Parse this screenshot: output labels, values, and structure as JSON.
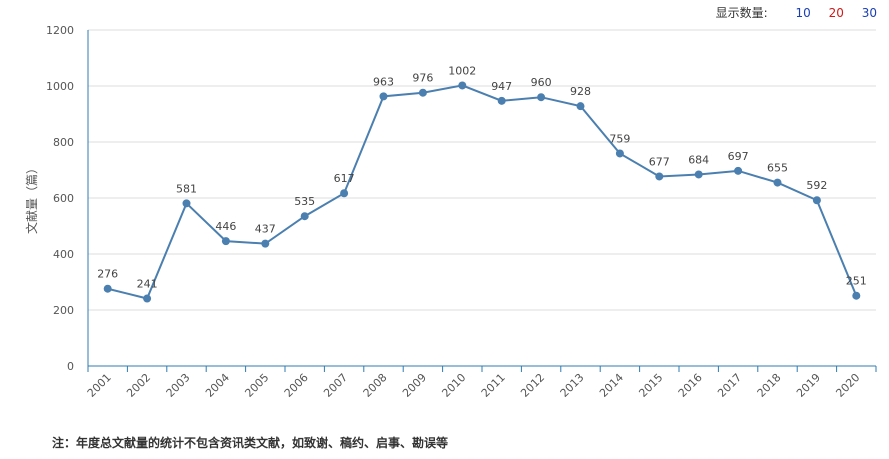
{
  "display_count": {
    "label": "显示数量:",
    "options": [
      {
        "value": "10",
        "color": "#1a3fb5"
      },
      {
        "value": "20",
        "color": "#d01818"
      },
      {
        "value": "30",
        "color": "#1a3fb5"
      }
    ]
  },
  "chart_data": {
    "type": "line",
    "ylabel": "文献量（篇）",
    "xlabel": "",
    "ylim": [
      0,
      1200
    ],
    "yticks": [
      0,
      200,
      400,
      600,
      800,
      1000,
      1200
    ],
    "grid": true,
    "line_color": "#4a7fb0",
    "categories": [
      "2001",
      "2002",
      "2003",
      "2004",
      "2005",
      "2006",
      "2007",
      "2008",
      "2009",
      "2010",
      "2011",
      "2012",
      "2013",
      "2014",
      "2015",
      "2016",
      "2017",
      "2018",
      "2019",
      "2020"
    ],
    "series": [
      {
        "values": [
          276,
          241,
          581,
          446,
          437,
          535,
          617,
          963,
          976,
          1002,
          947,
          960,
          928,
          759,
          677,
          684,
          697,
          655,
          592,
          251
        ]
      }
    ]
  },
  "footnote": "注：年度总文献量的统计不包含资讯类文献，如致谢、稿约、启事、勘误等"
}
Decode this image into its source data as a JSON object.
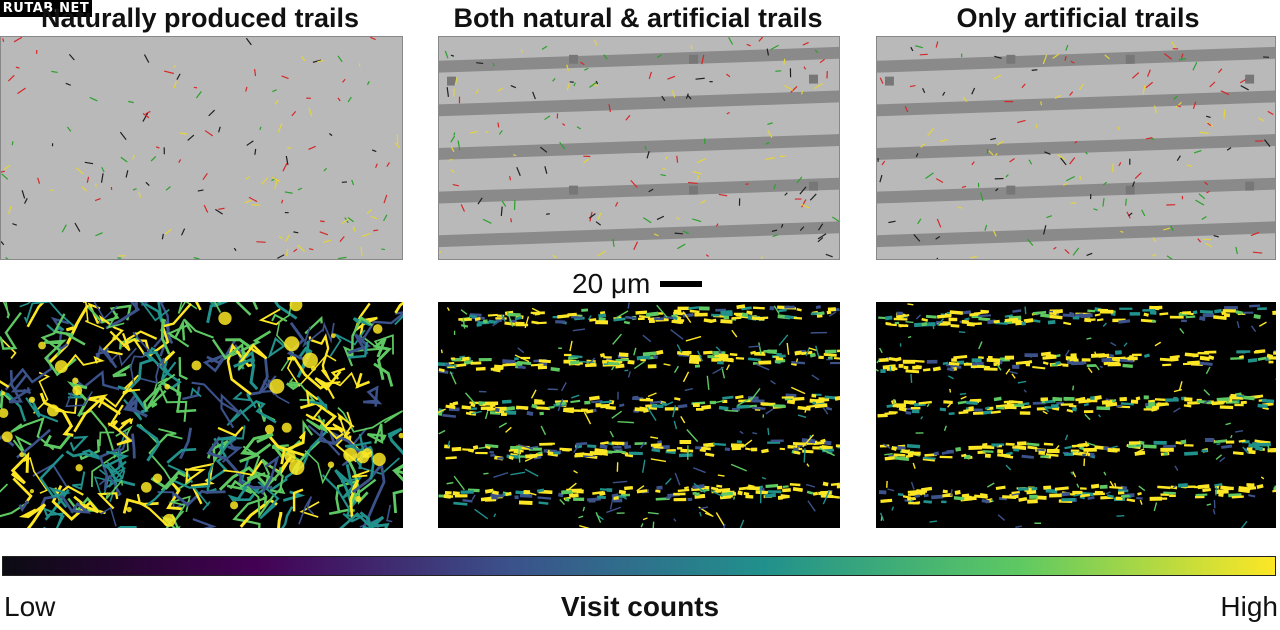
{
  "watermark": "RUTAB.NET",
  "panels": [
    {
      "title": "Naturally produced trails",
      "stripes": false
    },
    {
      "title": "Both natural & artificial trails",
      "stripes": true
    },
    {
      "title": "Only artificial trails",
      "stripes": true
    }
  ],
  "scale_bar": {
    "label": "20 μm"
  },
  "colorbar": {
    "title": "Visit counts",
    "low_label": "Low",
    "high_label": "High",
    "colors": [
      "#0b0b12",
      "#440154",
      "#3b528b",
      "#21918c",
      "#5ec962",
      "#fde725"
    ]
  },
  "colors": {
    "brightfield_bg": "#b9b9b9",
    "stripe": "#8a8a8a",
    "heat_bg": "#000000",
    "track_colors": [
      "#d62728",
      "#2ca02c",
      "#1f1f1f",
      "#e5d43b"
    ]
  }
}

PROBLEM DETAILS: In the copy, include all records verbatim but no images.

REPLY:
Parse this screenshot: output labels, values, and structure as JSON.
{
  "display_count": {
    "label": "显示数量:",
    "options": [
      {
        "value": "10",
        "color": "#1a3fb5"
      },
      {
        "value": "20",
        "color": "#d01818"
      },
      {
        "value": "30",
        "color": "#1a3fb5"
      }
    ]
  },
  "chart_data": {
    "type": "line",
    "ylabel": "文献量（篇）",
    "xlabel": "",
    "ylim": [
      0,
      1200
    ],
    "yticks": [
      0,
      200,
      400,
      600,
      800,
      1000,
      1200
    ],
    "grid": true,
    "line_color": "#4a7fb0",
    "categories": [
      "2001",
      "2002",
      "2003",
      "2004",
      "2005",
      "2006",
      "2007",
      "2008",
      "2009",
      "2010",
      "2011",
      "2012",
      "2013",
      "2014",
      "2015",
      "2016",
      "2017",
      "2018",
      "2019",
      "2020"
    ],
    "series": [
      {
        "values": [
          276,
          241,
          581,
          446,
          437,
          535,
          617,
          963,
          976,
          1002,
          947,
          960,
          928,
          759,
          677,
          684,
          697,
          655,
          592,
          251
        ]
      }
    ]
  },
  "footnote": "注：年度总文献量的统计不包含资讯类文献，如致谢、稿约、启事、勘误等"
}
Decode this image into its source data as a JSON object.
{
  "watermark": "RUTAB.NET",
  "panels": [
    {
      "title": "Naturally produced trails",
      "stripes": false
    },
    {
      "title": "Both natural & artificial trails",
      "stripes": true
    },
    {
      "title": "Only artificial trails",
      "stripes": true
    }
  ],
  "scale_bar": {
    "label": "20 μm"
  },
  "colorbar": {
    "title": "Visit counts",
    "low_label": "Low",
    "high_label": "High",
    "colors": [
      "#0b0b12",
      "#440154",
      "#3b528b",
      "#21918c",
      "#5ec962",
      "#fde725"
    ]
  },
  "colors": {
    "brightfield_bg": "#b9b9b9",
    "stripe": "#8a8a8a",
    "heat_bg": "#000000",
    "track_colors": [
      "#d62728",
      "#2ca02c",
      "#1f1f1f",
      "#e5d43b"
    ]
  }
}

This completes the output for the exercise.